**DIRECTIONS FOR THIS TASK**
Restate the records that follow word for word; no pictures should appear.

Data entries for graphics
((

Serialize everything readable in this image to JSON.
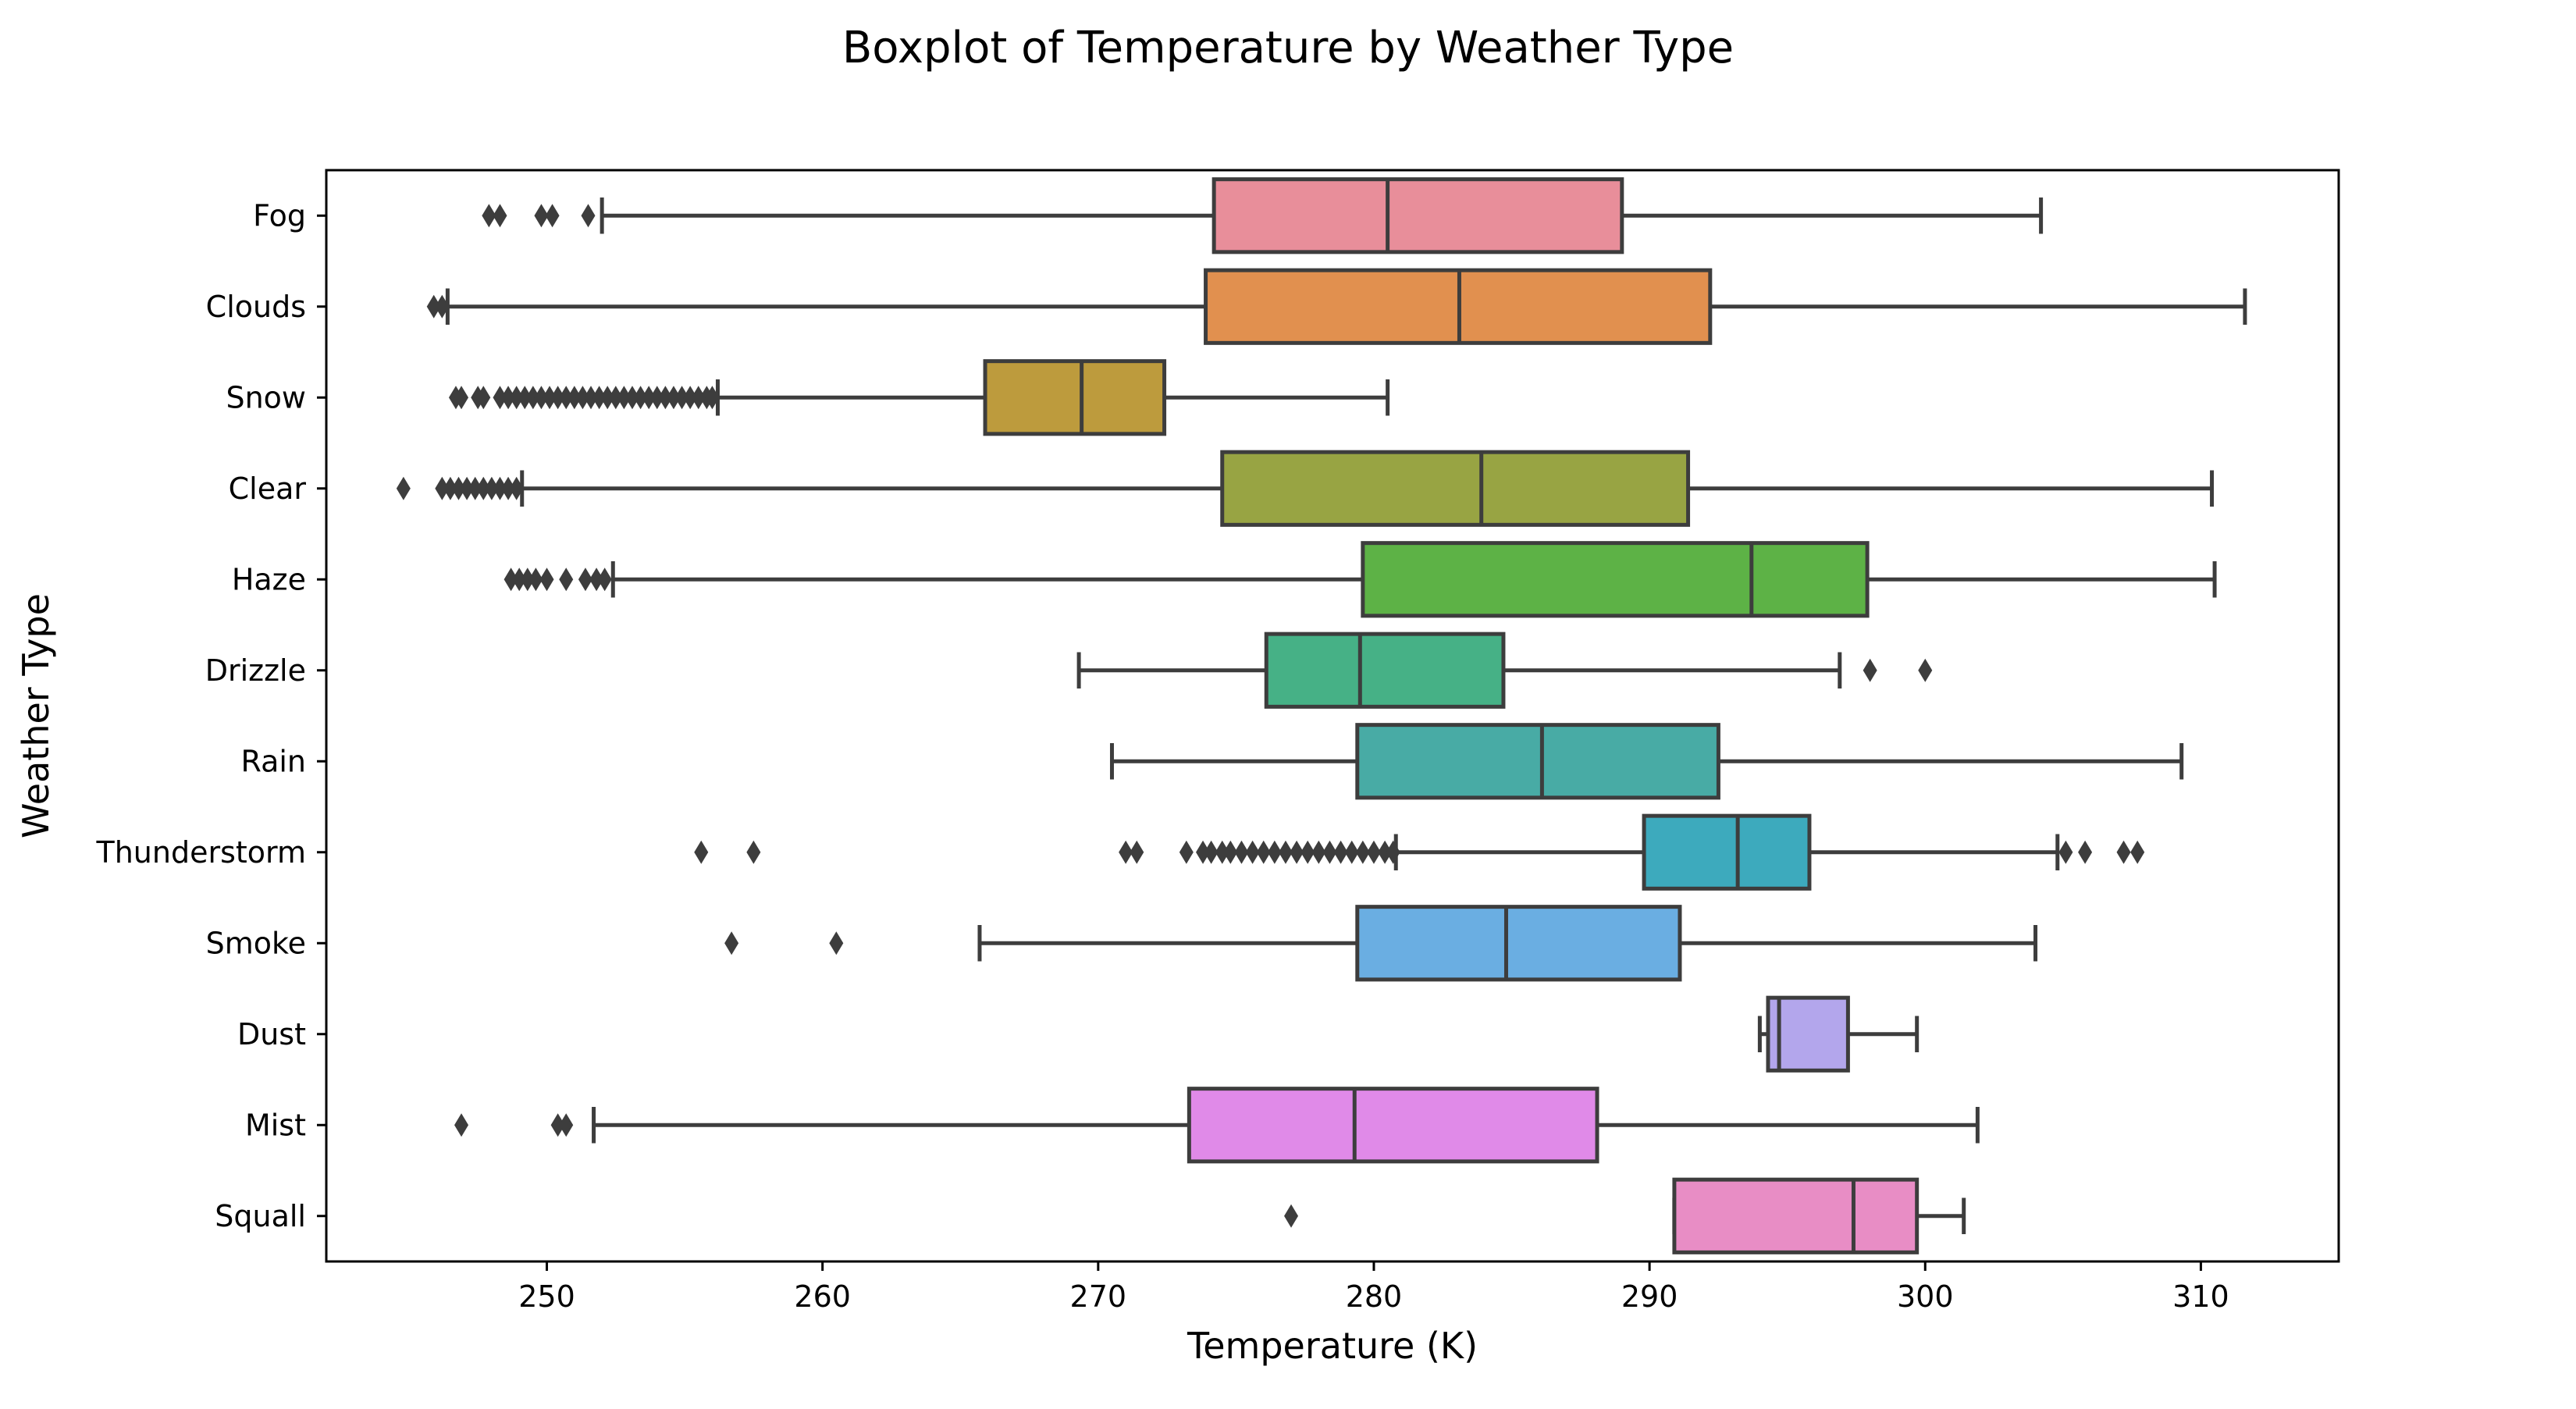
{
  "chart_data": {
    "type": "boxplot",
    "orientation": "horizontal",
    "title": "Boxplot of Temperature by Weather Type",
    "xlabel": "Temperature (K)",
    "ylabel": "Weather Type",
    "xlim": [
      242,
      315
    ],
    "xticks": [
      250,
      260,
      270,
      280,
      290,
      300,
      310
    ],
    "grid": false,
    "legend": "none",
    "categories": [
      "Fog",
      "Clouds",
      "Snow",
      "Clear",
      "Haze",
      "Drizzle",
      "Rain",
      "Thunderstorm",
      "Smoke",
      "Dust",
      "Mist",
      "Squall"
    ],
    "series": [
      {
        "category": "Fog",
        "color": "#e88e9a",
        "whisker_low": 252.0,
        "q1": 274.2,
        "median": 280.5,
        "q3": 289.0,
        "whisker_high": 304.2,
        "outliers": [
          247.9,
          248.3,
          249.8,
          250.2,
          251.5
        ]
      },
      {
        "category": "Clouds",
        "color": "#e1904f",
        "whisker_low": 246.4,
        "q1": 273.9,
        "median": 283.1,
        "q3": 292.2,
        "whisker_high": 311.6,
        "outliers": [
          245.9,
          246.2
        ]
      },
      {
        "category": "Snow",
        "color": "#bd9b3d",
        "whisker_low": 256.2,
        "q1": 265.9,
        "median": 269.4,
        "q3": 272.4,
        "whisker_high": 280.5,
        "outliers": [
          246.7,
          246.9,
          247.5,
          247.7,
          248.3,
          248.6,
          248.9,
          249.2,
          249.5,
          249.8,
          250.1,
          250.4,
          250.7,
          251.0,
          251.3,
          251.6,
          251.9,
          252.2,
          252.5,
          252.8,
          253.1,
          253.4,
          253.7,
          254.0,
          254.3,
          254.6,
          254.9,
          255.2,
          255.5,
          255.8,
          256.0
        ]
      },
      {
        "category": "Clear",
        "color": "#98a443",
        "whisker_low": 249.1,
        "q1": 274.5,
        "median": 283.9,
        "q3": 291.4,
        "whisker_high": 310.4,
        "outliers": [
          244.8,
          246.2,
          246.5,
          246.8,
          247.1,
          247.4,
          247.7,
          248.0,
          248.3,
          248.6,
          248.9
        ]
      },
      {
        "category": "Haze",
        "color": "#5db246",
        "whisker_low": 252.4,
        "q1": 279.6,
        "median": 293.7,
        "q3": 297.9,
        "whisker_high": 310.5,
        "outliers": [
          248.7,
          249.0,
          249.3,
          249.6,
          250.0,
          250.7,
          251.4,
          251.8,
          252.1
        ]
      },
      {
        "category": "Drizzle",
        "color": "#46b186",
        "whisker_low": 269.3,
        "q1": 276.1,
        "median": 279.5,
        "q3": 284.7,
        "whisker_high": 296.9,
        "outliers": [
          298.0,
          300.0
        ]
      },
      {
        "category": "Rain",
        "color": "#48aba5",
        "whisker_low": 270.5,
        "q1": 279.4,
        "median": 286.1,
        "q3": 292.5,
        "whisker_high": 309.3,
        "outliers": []
      },
      {
        "category": "Thunderstorm",
        "color": "#3daabd",
        "whisker_low": 280.8,
        "q1": 289.8,
        "median": 293.2,
        "q3": 295.8,
        "whisker_high": 304.8,
        "outliers": [
          255.6,
          257.5,
          271.0,
          271.4,
          273.2,
          273.8,
          274.1,
          274.5,
          274.8,
          275.2,
          275.6,
          276.0,
          276.4,
          276.8,
          277.2,
          277.6,
          278.0,
          278.4,
          278.8,
          279.2,
          279.6,
          280.0,
          280.4,
          280.7,
          305.1,
          305.8,
          307.2,
          307.7
        ]
      },
      {
        "category": "Smoke",
        "color": "#6aaee2",
        "whisker_low": 265.7,
        "q1": 279.4,
        "median": 284.8,
        "q3": 291.1,
        "whisker_high": 304.0,
        "outliers": [
          256.7,
          260.5
        ]
      },
      {
        "category": "Dust",
        "color": "#b3a6ec",
        "whisker_low": 294.0,
        "q1": 294.3,
        "median": 294.7,
        "q3": 297.2,
        "whisker_high": 299.7,
        "outliers": []
      },
      {
        "category": "Mist",
        "color": "#e08ae8",
        "whisker_low": 251.7,
        "q1": 273.3,
        "median": 279.3,
        "q3": 288.1,
        "whisker_high": 301.9,
        "outliers": [
          246.9,
          250.4,
          250.7
        ]
      },
      {
        "category": "Squall",
        "color": "#e88dc5",
        "whisker_low": 290.9,
        "q1": 290.9,
        "median": 297.4,
        "q3": 299.7,
        "whisker_high": 301.4,
        "outliers": [
          277.0
        ]
      }
    ]
  }
}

))

**SOLVED PROBLEM**
Serialize everything readable in this image to JSON.
{
  "chart_data": {
    "type": "boxplot",
    "orientation": "horizontal",
    "title": "Boxplot of Temperature by Weather Type",
    "xlabel": "Temperature (K)",
    "ylabel": "Weather Type",
    "xlim": [
      242,
      315
    ],
    "xticks": [
      250,
      260,
      270,
      280,
      290,
      300,
      310
    ],
    "grid": false,
    "legend": "none",
    "categories": [
      "Fog",
      "Clouds",
      "Snow",
      "Clear",
      "Haze",
      "Drizzle",
      "Rain",
      "Thunderstorm",
      "Smoke",
      "Dust",
      "Mist",
      "Squall"
    ],
    "series": [
      {
        "category": "Fog",
        "color": "#e88e9a",
        "whisker_low": 252.0,
        "q1": 274.2,
        "median": 280.5,
        "q3": 289.0,
        "whisker_high": 304.2,
        "outliers": [
          247.9,
          248.3,
          249.8,
          250.2,
          251.5
        ]
      },
      {
        "category": "Clouds",
        "color": "#e1904f",
        "whisker_low": 246.4,
        "q1": 273.9,
        "median": 283.1,
        "q3": 292.2,
        "whisker_high": 311.6,
        "outliers": [
          245.9,
          246.2
        ]
      },
      {
        "category": "Snow",
        "color": "#bd9b3d",
        "whisker_low": 256.2,
        "q1": 265.9,
        "median": 269.4,
        "q3": 272.4,
        "whisker_high": 280.5,
        "outliers": [
          246.7,
          246.9,
          247.5,
          247.7,
          248.3,
          248.6,
          248.9,
          249.2,
          249.5,
          249.8,
          250.1,
          250.4,
          250.7,
          251.0,
          251.3,
          251.6,
          251.9,
          252.2,
          252.5,
          252.8,
          253.1,
          253.4,
          253.7,
          254.0,
          254.3,
          254.6,
          254.9,
          255.2,
          255.5,
          255.8,
          256.0
        ]
      },
      {
        "category": "Clear",
        "color": "#98a443",
        "whisker_low": 249.1,
        "q1": 274.5,
        "median": 283.9,
        "q3": 291.4,
        "whisker_high": 310.4,
        "outliers": [
          244.8,
          246.2,
          246.5,
          246.8,
          247.1,
          247.4,
          247.7,
          248.0,
          248.3,
          248.6,
          248.9
        ]
      },
      {
        "category": "Haze",
        "color": "#5db246",
        "whisker_low": 252.4,
        "q1": 279.6,
        "median": 293.7,
        "q3": 297.9,
        "whisker_high": 310.5,
        "outliers": [
          248.7,
          249.0,
          249.3,
          249.6,
          250.0,
          250.7,
          251.4,
          251.8,
          252.1
        ]
      },
      {
        "category": "Drizzle",
        "color": "#46b186",
        "whisker_low": 269.3,
        "q1": 276.1,
        "median": 279.5,
        "q3": 284.7,
        "whisker_high": 296.9,
        "outliers": [
          298.0,
          300.0
        ]
      },
      {
        "category": "Rain",
        "color": "#48aba5",
        "whisker_low": 270.5,
        "q1": 279.4,
        "median": 286.1,
        "q3": 292.5,
        "whisker_high": 309.3,
        "outliers": []
      },
      {
        "category": "Thunderstorm",
        "color": "#3daabd",
        "whisker_low": 280.8,
        "q1": 289.8,
        "median": 293.2,
        "q3": 295.8,
        "whisker_high": 304.8,
        "outliers": [
          255.6,
          257.5,
          271.0,
          271.4,
          273.2,
          273.8,
          274.1,
          274.5,
          274.8,
          275.2,
          275.6,
          276.0,
          276.4,
          276.8,
          277.2,
          277.6,
          278.0,
          278.4,
          278.8,
          279.2,
          279.6,
          280.0,
          280.4,
          280.7,
          305.1,
          305.8,
          307.2,
          307.7
        ]
      },
      {
        "category": "Smoke",
        "color": "#6aaee2",
        "whisker_low": 265.7,
        "q1": 279.4,
        "median": 284.8,
        "q3": 291.1,
        "whisker_high": 304.0,
        "outliers": [
          256.7,
          260.5
        ]
      },
      {
        "category": "Dust",
        "color": "#b3a6ec",
        "whisker_low": 294.0,
        "q1": 294.3,
        "median": 294.7,
        "q3": 297.2,
        "whisker_high": 299.7,
        "outliers": []
      },
      {
        "category": "Mist",
        "color": "#e08ae8",
        "whisker_low": 251.7,
        "q1": 273.3,
        "median": 279.3,
        "q3": 288.1,
        "whisker_high": 301.9,
        "outliers": [
          246.9,
          250.4,
          250.7
        ]
      },
      {
        "category": "Squall",
        "color": "#e88dc5",
        "whisker_low": 290.9,
        "q1": 290.9,
        "median": 297.4,
        "q3": 299.7,
        "whisker_high": 301.4,
        "outliers": [
          277.0
        ]
      }
    ]
  }
}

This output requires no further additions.